### Supplied material ###

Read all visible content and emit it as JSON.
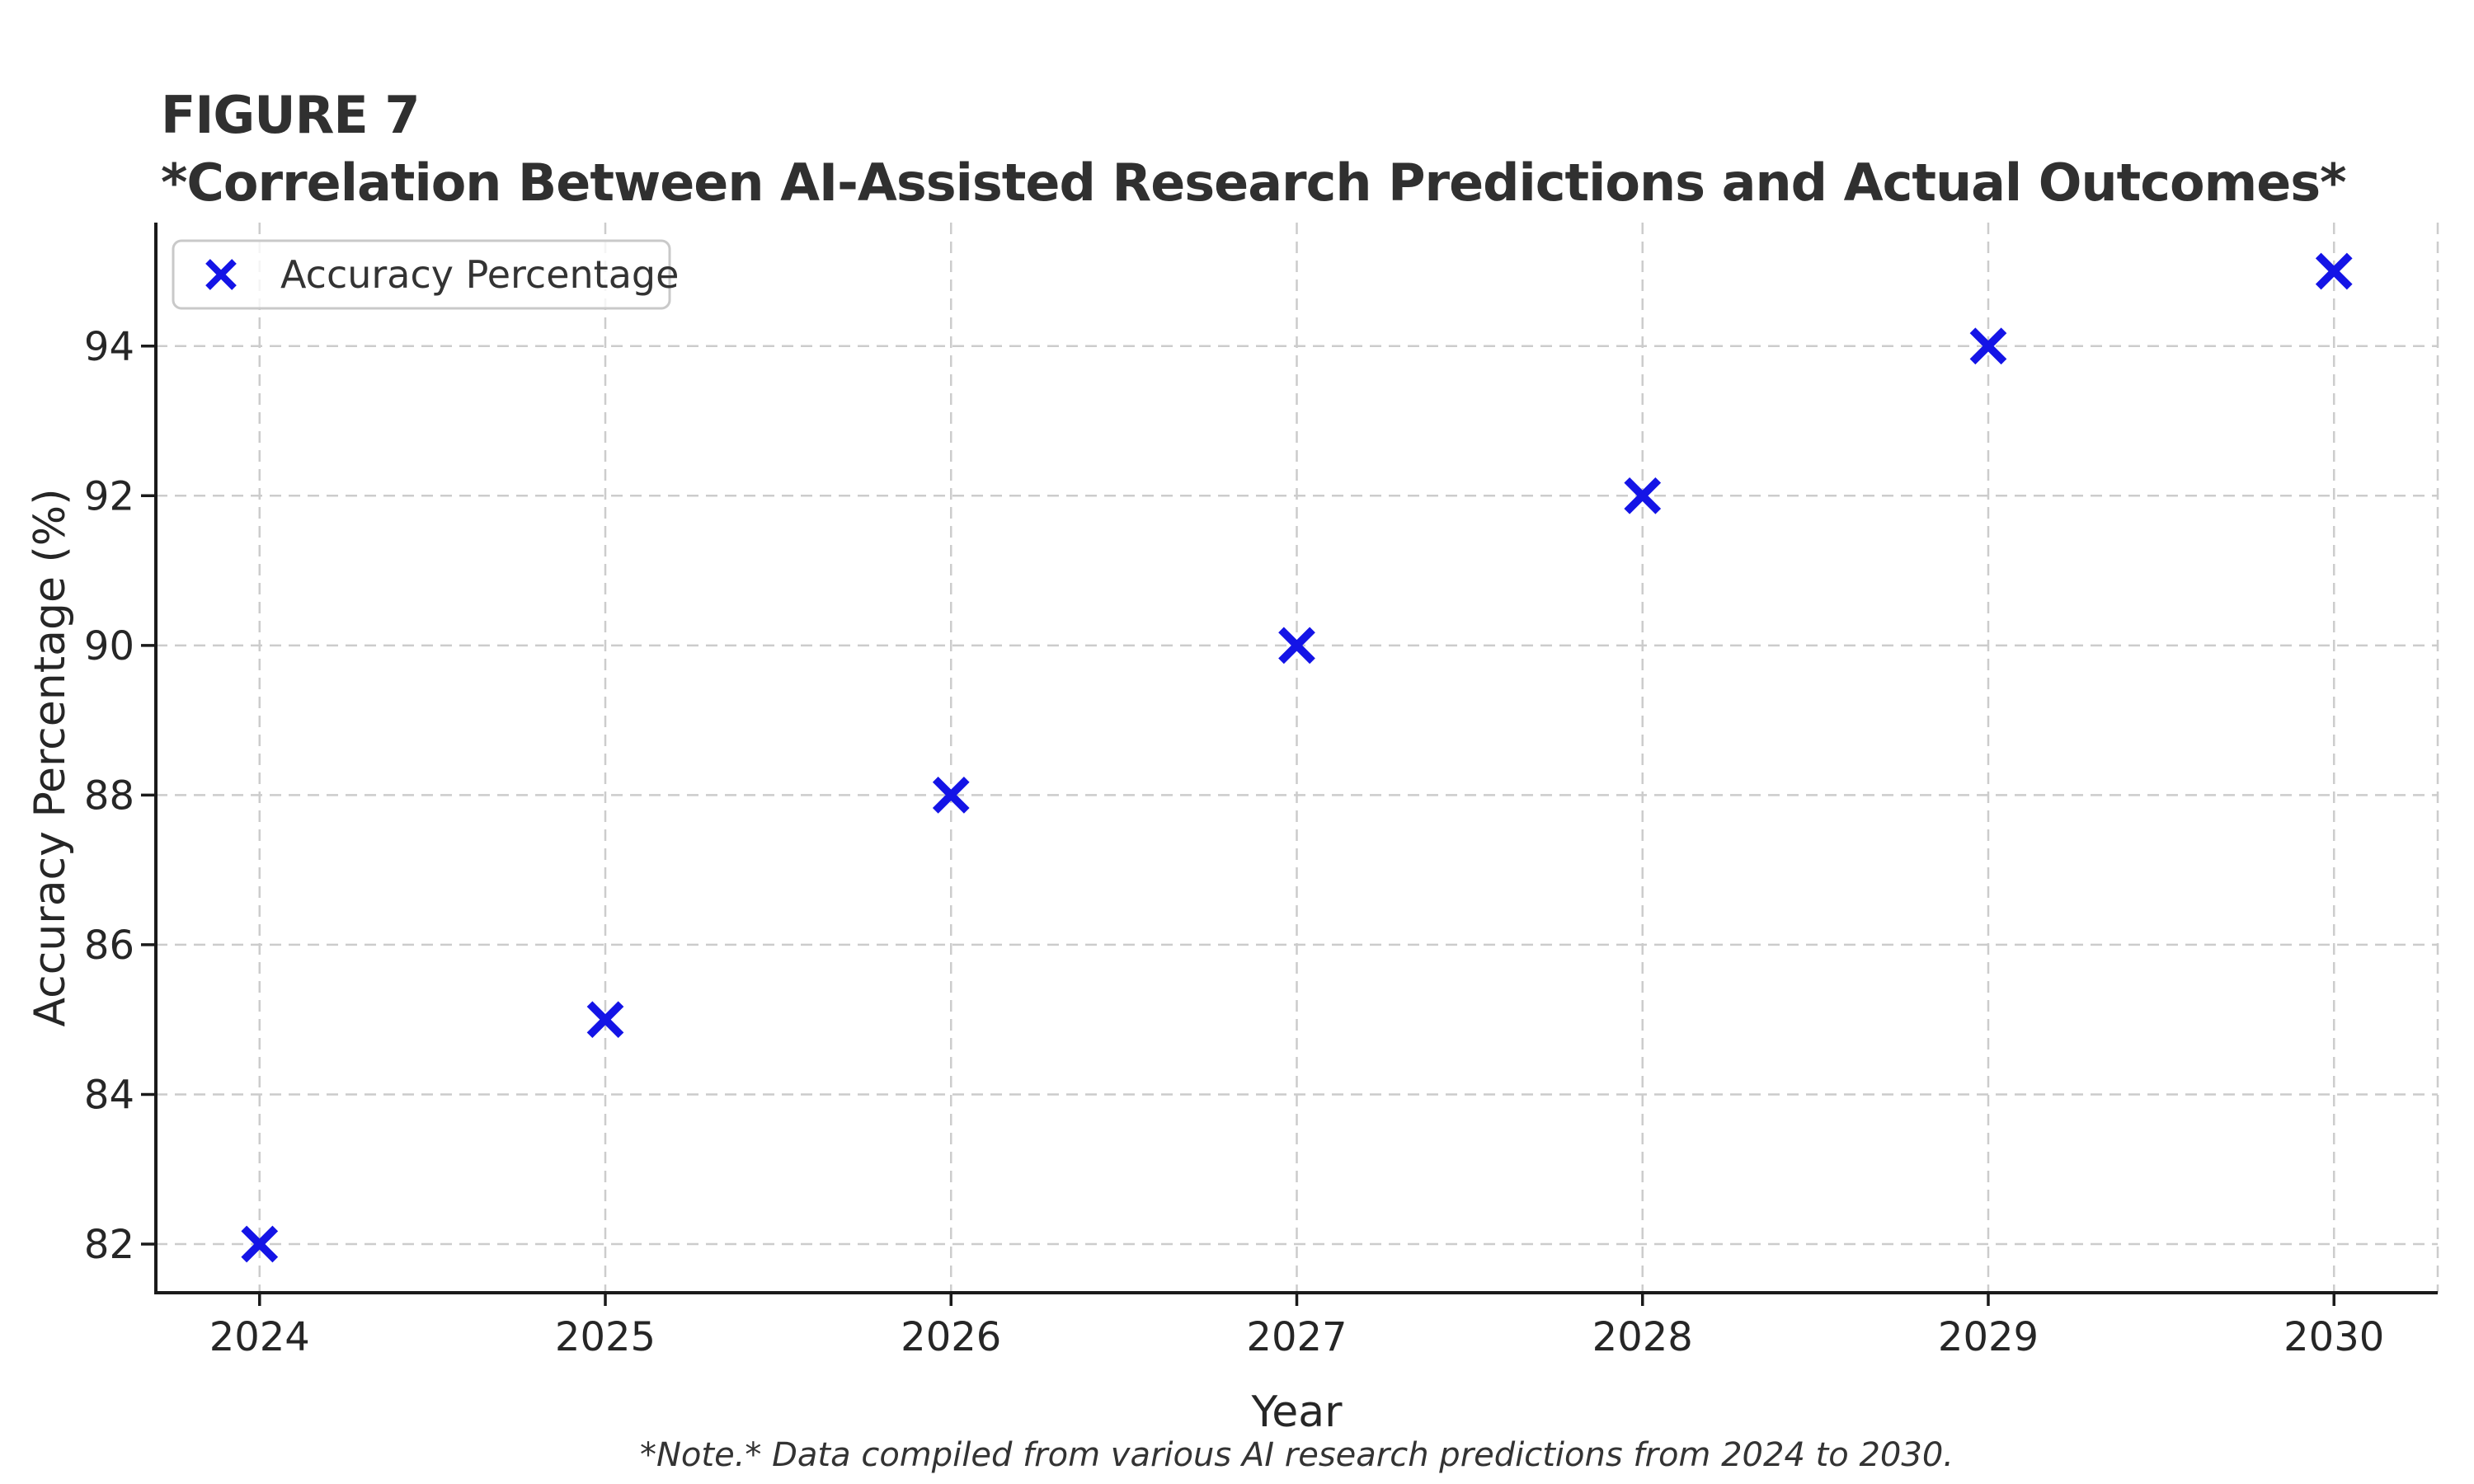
{
  "figure": {
    "title": "FIGURE 7",
    "subtitle": "*Correlation Between AI-Assisted Research Predictions and Actual Outcomes*",
    "note": "*Note.* Data compiled from various AI research predictions from 2024 to 2030."
  },
  "chart_data": {
    "type": "scatter",
    "title": "FIGURE 7 *Correlation Between AI-Assisted Research Predictions and Actual Outcomes*",
    "x": [
      2024,
      2025,
      2026,
      2027,
      2028,
      2029,
      2030
    ],
    "series": [
      {
        "name": "Accuracy Percentage",
        "values": [
          82,
          85,
          88,
          90,
          92,
          94,
          95
        ]
      }
    ],
    "xlabel": "Year",
    "ylabel": "Accuracy Percentage (%)",
    "xlim": [
      2023.7,
      2030.3
    ],
    "ylim": [
      81.35,
      95.65
    ],
    "xticks": [
      "2024",
      "2025",
      "2026",
      "2027",
      "2028",
      "2029",
      "2030"
    ],
    "xtick_values": [
      2024,
      2025,
      2026,
      2027,
      2028,
      2029,
      2030
    ],
    "yticks": [
      "82",
      "84",
      "86",
      "88",
      "90",
      "92",
      "94"
    ],
    "ytick_values": [
      82,
      84,
      86,
      88,
      90,
      92,
      94
    ],
    "grid": true,
    "grid_style": "dashed",
    "marker": "x",
    "legend": {
      "position": "upper-left",
      "entries": [
        "Accuracy Percentage"
      ]
    },
    "colors": {
      "marker": "#1414e6",
      "grid": "#cccccc",
      "spine": "#1a1a1a",
      "tick_text": "#262626",
      "axis_label_text": "#262626",
      "legend_text": "#333333",
      "legend_border": "#c9c9c9",
      "background": "#ffffff"
    }
  }
}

###

* [Aim of the task]
Every record above should be written out again without change, except that the pictures are left out.

* [Solution for this problem]
Read all visible content and emit it as JSON.
{
  "figure": {
    "title": "FIGURE 7",
    "subtitle": "*Correlation Between AI-Assisted Research Predictions and Actual Outcomes*",
    "note": "*Note.* Data compiled from various AI research predictions from 2024 to 2030."
  },
  "chart_data": {
    "type": "scatter",
    "title": "FIGURE 7 *Correlation Between AI-Assisted Research Predictions and Actual Outcomes*",
    "x": [
      2024,
      2025,
      2026,
      2027,
      2028,
      2029,
      2030
    ],
    "series": [
      {
        "name": "Accuracy Percentage",
        "values": [
          82,
          85,
          88,
          90,
          92,
          94,
          95
        ]
      }
    ],
    "xlabel": "Year",
    "ylabel": "Accuracy Percentage (%)",
    "xlim": [
      2023.7,
      2030.3
    ],
    "ylim": [
      81.35,
      95.65
    ],
    "xticks": [
      "2024",
      "2025",
      "2026",
      "2027",
      "2028",
      "2029",
      "2030"
    ],
    "xtick_values": [
      2024,
      2025,
      2026,
      2027,
      2028,
      2029,
      2030
    ],
    "yticks": [
      "82",
      "84",
      "86",
      "88",
      "90",
      "92",
      "94"
    ],
    "ytick_values": [
      82,
      84,
      86,
      88,
      90,
      92,
      94
    ],
    "grid": true,
    "grid_style": "dashed",
    "marker": "x",
    "legend": {
      "position": "upper-left",
      "entries": [
        "Accuracy Percentage"
      ]
    },
    "colors": {
      "marker": "#1414e6",
      "grid": "#cccccc",
      "spine": "#1a1a1a",
      "tick_text": "#262626",
      "axis_label_text": "#262626",
      "legend_text": "#333333",
      "legend_border": "#c9c9c9",
      "background": "#ffffff"
    }
  }
}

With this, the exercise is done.